* [WORK TO COMPLETE]:
Looking at the listing below, how many lines include "brută"? Answer with the number only.

* [DATA TO USE]:
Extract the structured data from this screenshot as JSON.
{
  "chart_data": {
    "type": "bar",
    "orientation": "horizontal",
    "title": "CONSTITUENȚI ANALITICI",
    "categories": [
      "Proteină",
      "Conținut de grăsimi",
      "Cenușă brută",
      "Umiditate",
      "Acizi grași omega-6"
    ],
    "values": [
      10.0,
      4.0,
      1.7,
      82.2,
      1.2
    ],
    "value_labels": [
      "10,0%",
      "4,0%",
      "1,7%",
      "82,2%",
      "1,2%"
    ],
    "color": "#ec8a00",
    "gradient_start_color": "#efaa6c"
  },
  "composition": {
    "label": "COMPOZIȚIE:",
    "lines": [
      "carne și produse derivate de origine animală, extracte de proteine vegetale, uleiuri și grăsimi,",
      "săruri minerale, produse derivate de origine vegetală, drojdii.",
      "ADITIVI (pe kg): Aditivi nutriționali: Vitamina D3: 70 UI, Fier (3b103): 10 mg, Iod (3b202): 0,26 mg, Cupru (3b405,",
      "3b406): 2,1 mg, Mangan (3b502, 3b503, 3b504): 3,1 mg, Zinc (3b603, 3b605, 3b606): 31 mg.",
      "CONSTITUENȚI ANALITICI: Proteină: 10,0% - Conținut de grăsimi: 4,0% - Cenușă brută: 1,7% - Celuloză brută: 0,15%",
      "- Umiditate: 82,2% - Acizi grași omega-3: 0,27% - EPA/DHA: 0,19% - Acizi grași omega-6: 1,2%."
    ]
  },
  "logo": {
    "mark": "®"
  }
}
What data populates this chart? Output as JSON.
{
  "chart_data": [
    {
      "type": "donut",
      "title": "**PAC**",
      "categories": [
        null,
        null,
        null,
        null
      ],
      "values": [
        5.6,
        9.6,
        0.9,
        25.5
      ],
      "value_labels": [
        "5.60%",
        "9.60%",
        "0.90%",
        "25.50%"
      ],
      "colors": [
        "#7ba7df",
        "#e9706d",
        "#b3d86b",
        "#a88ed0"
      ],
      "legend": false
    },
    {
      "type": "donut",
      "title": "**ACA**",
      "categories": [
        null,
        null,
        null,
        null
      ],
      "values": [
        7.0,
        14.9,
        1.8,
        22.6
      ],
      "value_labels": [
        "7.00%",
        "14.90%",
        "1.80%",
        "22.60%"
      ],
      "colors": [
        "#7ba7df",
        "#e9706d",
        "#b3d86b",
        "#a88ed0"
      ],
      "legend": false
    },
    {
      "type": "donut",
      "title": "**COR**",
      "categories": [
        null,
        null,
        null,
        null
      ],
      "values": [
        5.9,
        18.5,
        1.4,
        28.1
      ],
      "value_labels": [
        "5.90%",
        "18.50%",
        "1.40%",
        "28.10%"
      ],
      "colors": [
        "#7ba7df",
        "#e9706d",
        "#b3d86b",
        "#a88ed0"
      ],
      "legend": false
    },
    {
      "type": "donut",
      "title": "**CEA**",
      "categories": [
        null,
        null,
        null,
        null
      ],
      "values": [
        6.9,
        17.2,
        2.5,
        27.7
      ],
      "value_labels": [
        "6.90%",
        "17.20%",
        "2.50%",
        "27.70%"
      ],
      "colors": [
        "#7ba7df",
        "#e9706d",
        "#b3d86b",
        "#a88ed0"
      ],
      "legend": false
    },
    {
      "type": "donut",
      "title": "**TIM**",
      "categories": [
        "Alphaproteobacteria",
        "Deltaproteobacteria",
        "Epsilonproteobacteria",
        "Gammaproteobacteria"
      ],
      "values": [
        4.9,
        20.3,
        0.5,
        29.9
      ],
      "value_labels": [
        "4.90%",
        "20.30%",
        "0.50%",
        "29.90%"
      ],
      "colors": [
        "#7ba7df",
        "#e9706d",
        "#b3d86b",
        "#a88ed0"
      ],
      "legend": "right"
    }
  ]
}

* [RESPONSE TO THIS EXERCISE]:
2